**WORK INSTRUCTIONS**
Search the listing below for the string "XAUUSD" and show each line that contains it.

Excerpts from a figure dataset
────────────────────

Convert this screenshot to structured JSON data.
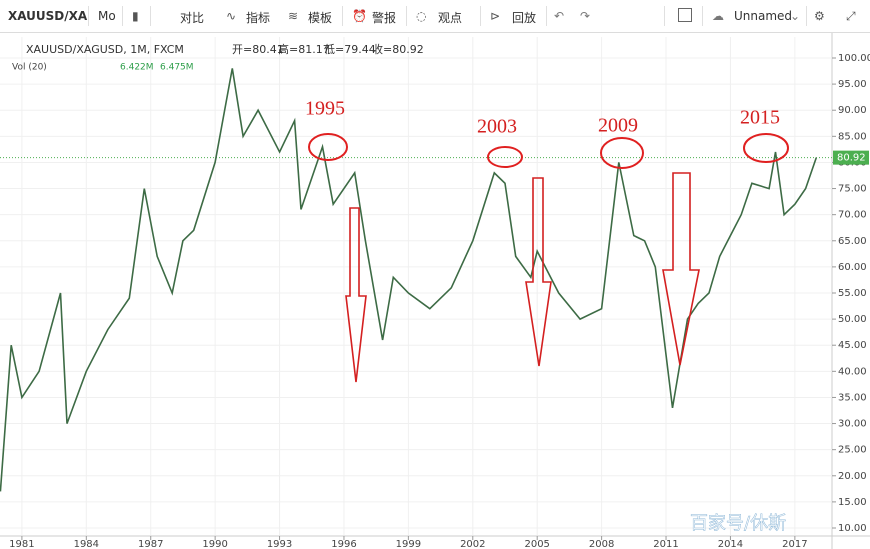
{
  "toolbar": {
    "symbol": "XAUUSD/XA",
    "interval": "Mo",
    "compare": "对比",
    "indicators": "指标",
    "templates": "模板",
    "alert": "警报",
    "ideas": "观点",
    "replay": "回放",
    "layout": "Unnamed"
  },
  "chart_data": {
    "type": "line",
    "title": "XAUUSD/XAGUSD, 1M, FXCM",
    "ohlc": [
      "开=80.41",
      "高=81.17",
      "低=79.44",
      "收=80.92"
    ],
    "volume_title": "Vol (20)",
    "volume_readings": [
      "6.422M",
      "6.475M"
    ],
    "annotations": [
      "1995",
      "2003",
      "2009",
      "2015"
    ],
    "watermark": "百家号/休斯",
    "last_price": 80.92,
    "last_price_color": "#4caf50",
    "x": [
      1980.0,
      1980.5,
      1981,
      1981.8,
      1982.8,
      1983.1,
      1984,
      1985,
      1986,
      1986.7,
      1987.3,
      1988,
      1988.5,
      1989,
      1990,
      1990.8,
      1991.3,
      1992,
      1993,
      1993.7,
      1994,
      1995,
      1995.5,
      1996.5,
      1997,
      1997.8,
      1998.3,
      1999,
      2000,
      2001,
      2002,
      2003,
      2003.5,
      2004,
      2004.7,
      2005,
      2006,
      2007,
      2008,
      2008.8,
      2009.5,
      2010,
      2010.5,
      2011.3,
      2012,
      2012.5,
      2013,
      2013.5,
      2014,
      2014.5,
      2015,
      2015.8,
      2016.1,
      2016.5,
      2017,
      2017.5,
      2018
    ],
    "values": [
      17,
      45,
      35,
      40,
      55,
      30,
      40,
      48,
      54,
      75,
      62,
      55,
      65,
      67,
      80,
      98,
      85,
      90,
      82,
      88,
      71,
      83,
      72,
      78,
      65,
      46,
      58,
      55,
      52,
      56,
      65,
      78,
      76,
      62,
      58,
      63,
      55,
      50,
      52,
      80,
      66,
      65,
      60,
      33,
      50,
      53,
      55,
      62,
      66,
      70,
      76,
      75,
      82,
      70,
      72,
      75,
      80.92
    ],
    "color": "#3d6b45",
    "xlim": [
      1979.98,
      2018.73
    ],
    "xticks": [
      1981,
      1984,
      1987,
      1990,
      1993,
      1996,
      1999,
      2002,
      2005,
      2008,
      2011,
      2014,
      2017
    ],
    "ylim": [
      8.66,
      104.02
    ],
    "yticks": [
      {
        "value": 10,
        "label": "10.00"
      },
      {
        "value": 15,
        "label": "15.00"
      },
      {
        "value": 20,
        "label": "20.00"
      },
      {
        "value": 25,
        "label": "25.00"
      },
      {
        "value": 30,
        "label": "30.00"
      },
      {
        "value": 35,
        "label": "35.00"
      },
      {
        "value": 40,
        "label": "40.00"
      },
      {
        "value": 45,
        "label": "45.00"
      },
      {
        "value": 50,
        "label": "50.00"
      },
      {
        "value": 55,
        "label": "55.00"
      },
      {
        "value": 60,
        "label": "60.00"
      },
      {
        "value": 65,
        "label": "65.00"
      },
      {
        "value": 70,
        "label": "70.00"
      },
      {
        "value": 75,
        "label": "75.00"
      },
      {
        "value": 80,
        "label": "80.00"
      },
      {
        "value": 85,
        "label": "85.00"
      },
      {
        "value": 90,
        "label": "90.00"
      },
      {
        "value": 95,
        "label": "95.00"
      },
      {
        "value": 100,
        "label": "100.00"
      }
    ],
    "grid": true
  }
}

────────────────────

**RESPONSE**
    "symbol": "XAUUSD/XA",
    "title": "XAUUSD/XAGUSD, 1M, FXCM",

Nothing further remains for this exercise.